• **SOURCE EXTRACT**:
That will translate into unpleasant experiences for passengers. You’re unlikely
to find yourself surrounded by socially-distanced empty seats — even easyJet
Plc, which proposed that measure in April, subsequently dropped it. Airlines at
the best of times can’t make money unless they fill 80% of the plane. On the
first leg of my flight from Sydney to Brisbane every one of the 174 seats on
board was occupied, and the second leg from Brisbane to Cairns was about 90%
full. Your best hope of avoiding infection will be either to wear a mask, to
count on the reliability of in-cabin air filtration or to avoid flying
altogether.
Carriers will also amplify the existing trend towards making money where
passengers seem insensitive to price — in other words, everything but the
tickets themselves. Ancillary revenues from things like baggage fees, extra
legroom, on-board meals, frequent-flier points and hotel and car rental bookings
have risen five-fold over the past decade to hit $109.5 billion last year,
according to consultants IdeaWorks Company. That’s more than 12% of overall
airline revenues and at some discount carriers it amounts to as much as a third
of the total. The aftermath of the pandemic will provide carriers a reason to
stop handing out free food and drink that could be seen as carrying infection.
They’ll come attached with a stiff price tag in future.
Baggage fees will also soar. The brightest spot in the aviation industry at the
moment is freight. Because of the shortage of passenger flights, cargo holds are
fuller than they’ve ever been, allowing carriers to push up prices. Luggage fees
are a way of both earning extra revenue in the passenger cabin and discouraging
people from bringing bags, freeing up more space below decks for profitable
commercial shipments.

(Document layout analysis data)

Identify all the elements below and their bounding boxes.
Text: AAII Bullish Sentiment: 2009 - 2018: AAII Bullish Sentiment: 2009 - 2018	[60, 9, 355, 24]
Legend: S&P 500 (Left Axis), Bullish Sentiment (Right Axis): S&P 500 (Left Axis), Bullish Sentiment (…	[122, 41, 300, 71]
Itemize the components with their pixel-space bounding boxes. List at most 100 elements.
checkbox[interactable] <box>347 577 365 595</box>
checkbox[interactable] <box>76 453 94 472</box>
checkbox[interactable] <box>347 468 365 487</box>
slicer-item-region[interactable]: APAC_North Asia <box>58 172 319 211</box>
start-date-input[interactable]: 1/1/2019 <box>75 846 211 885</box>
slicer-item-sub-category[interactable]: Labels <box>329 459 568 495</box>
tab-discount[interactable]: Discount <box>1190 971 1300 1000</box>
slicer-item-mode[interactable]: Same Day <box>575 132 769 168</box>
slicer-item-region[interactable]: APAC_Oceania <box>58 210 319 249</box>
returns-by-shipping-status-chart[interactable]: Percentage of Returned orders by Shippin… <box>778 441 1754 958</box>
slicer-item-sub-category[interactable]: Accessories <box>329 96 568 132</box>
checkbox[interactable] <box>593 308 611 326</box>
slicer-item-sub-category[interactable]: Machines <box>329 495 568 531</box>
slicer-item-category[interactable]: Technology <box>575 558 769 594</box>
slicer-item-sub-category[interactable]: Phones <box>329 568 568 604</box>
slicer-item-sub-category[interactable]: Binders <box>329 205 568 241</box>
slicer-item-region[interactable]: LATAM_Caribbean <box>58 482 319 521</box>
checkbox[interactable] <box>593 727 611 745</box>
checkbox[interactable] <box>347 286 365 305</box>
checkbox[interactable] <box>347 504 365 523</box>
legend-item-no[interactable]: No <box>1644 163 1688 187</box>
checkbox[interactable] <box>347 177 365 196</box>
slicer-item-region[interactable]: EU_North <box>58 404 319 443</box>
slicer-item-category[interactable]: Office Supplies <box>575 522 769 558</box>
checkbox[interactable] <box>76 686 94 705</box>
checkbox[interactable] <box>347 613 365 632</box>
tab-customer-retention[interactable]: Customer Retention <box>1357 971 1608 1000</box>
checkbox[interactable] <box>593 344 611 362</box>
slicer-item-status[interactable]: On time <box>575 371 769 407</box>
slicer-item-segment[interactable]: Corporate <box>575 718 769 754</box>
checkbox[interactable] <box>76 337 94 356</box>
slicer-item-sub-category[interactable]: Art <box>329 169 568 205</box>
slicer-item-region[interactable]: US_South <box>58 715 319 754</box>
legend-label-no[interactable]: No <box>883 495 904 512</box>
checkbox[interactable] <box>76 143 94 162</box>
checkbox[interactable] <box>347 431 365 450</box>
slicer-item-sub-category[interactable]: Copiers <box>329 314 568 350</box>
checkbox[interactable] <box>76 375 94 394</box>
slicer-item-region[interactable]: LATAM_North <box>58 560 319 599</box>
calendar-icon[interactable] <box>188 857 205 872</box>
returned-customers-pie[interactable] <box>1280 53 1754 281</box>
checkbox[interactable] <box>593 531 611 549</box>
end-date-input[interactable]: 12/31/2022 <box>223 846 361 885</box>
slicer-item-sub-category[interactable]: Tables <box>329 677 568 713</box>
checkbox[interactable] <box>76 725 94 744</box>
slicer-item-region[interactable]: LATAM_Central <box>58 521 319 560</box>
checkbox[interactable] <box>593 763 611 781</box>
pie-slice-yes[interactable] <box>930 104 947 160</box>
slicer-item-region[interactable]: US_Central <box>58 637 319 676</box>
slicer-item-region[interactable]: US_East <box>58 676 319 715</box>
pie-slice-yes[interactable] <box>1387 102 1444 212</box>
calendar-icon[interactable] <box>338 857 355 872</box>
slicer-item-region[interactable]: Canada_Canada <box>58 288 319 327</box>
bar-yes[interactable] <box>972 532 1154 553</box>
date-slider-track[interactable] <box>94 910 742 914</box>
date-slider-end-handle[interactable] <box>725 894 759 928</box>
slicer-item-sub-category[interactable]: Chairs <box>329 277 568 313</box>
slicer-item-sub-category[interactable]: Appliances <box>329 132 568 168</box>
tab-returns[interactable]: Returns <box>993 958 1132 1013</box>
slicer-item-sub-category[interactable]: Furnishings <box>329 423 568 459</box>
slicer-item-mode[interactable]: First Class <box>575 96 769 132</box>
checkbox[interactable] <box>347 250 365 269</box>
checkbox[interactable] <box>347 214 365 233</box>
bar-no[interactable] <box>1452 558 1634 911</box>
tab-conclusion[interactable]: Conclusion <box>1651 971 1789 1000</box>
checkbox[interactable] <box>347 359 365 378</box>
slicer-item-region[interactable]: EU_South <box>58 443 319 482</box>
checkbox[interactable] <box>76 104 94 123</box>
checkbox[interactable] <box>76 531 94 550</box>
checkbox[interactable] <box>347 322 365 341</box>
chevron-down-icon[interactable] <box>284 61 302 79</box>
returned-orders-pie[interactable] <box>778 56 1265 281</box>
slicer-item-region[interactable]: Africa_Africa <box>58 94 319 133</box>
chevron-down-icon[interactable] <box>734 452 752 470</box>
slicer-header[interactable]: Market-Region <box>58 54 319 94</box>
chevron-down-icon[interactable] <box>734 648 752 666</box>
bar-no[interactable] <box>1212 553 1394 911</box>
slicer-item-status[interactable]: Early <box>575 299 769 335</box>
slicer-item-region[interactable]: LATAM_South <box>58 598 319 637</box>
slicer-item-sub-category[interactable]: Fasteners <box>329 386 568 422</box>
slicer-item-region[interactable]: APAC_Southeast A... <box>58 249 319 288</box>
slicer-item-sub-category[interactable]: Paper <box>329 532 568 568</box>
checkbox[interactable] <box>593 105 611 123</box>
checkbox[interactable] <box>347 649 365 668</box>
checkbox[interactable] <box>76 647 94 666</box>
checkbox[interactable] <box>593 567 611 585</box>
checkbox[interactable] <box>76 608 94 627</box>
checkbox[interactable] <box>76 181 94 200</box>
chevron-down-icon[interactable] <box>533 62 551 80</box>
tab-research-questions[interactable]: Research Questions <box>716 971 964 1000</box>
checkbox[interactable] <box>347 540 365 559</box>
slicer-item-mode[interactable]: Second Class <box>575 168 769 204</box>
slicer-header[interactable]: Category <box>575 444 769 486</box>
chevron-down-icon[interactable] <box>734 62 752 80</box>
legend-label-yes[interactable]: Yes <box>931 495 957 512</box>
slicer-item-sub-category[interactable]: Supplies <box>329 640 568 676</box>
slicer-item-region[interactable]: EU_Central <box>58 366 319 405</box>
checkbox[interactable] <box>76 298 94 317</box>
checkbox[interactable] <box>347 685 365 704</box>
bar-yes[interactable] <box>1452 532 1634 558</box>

• **APPLY WHAT YOU READ**:
1. In the airline excerpt, how much of the plane do airlines have to fill to make money?
2. Write out the airline excerpt from "Carriers will also" to "tag in future.".

• **TASK SOLUTIONS**:
1. 80% of the plane.

2.
Carriers will also amplify the existing trend towards making money where
passengers seem insensitive to price — in other words, everything but the
tickets themselves. Ancillary revenues from things like baggage fees, extra
legroom, on-board meals, frequent-flier points and hotel and car rental bookings
have risen five-fold over the past decade to hit $109.5 billion last year,
according to consultants IdeaWorks Company. That’s more than 12% of overall
airline revenues and at some discount carriers it amounts to as much as a third
of the total. The aftermath of the pandemic will provide carriers a reason to
stop handing out free food and drink that could be seen as carrying infection.
They’ll come attached with a stiff price tag in future.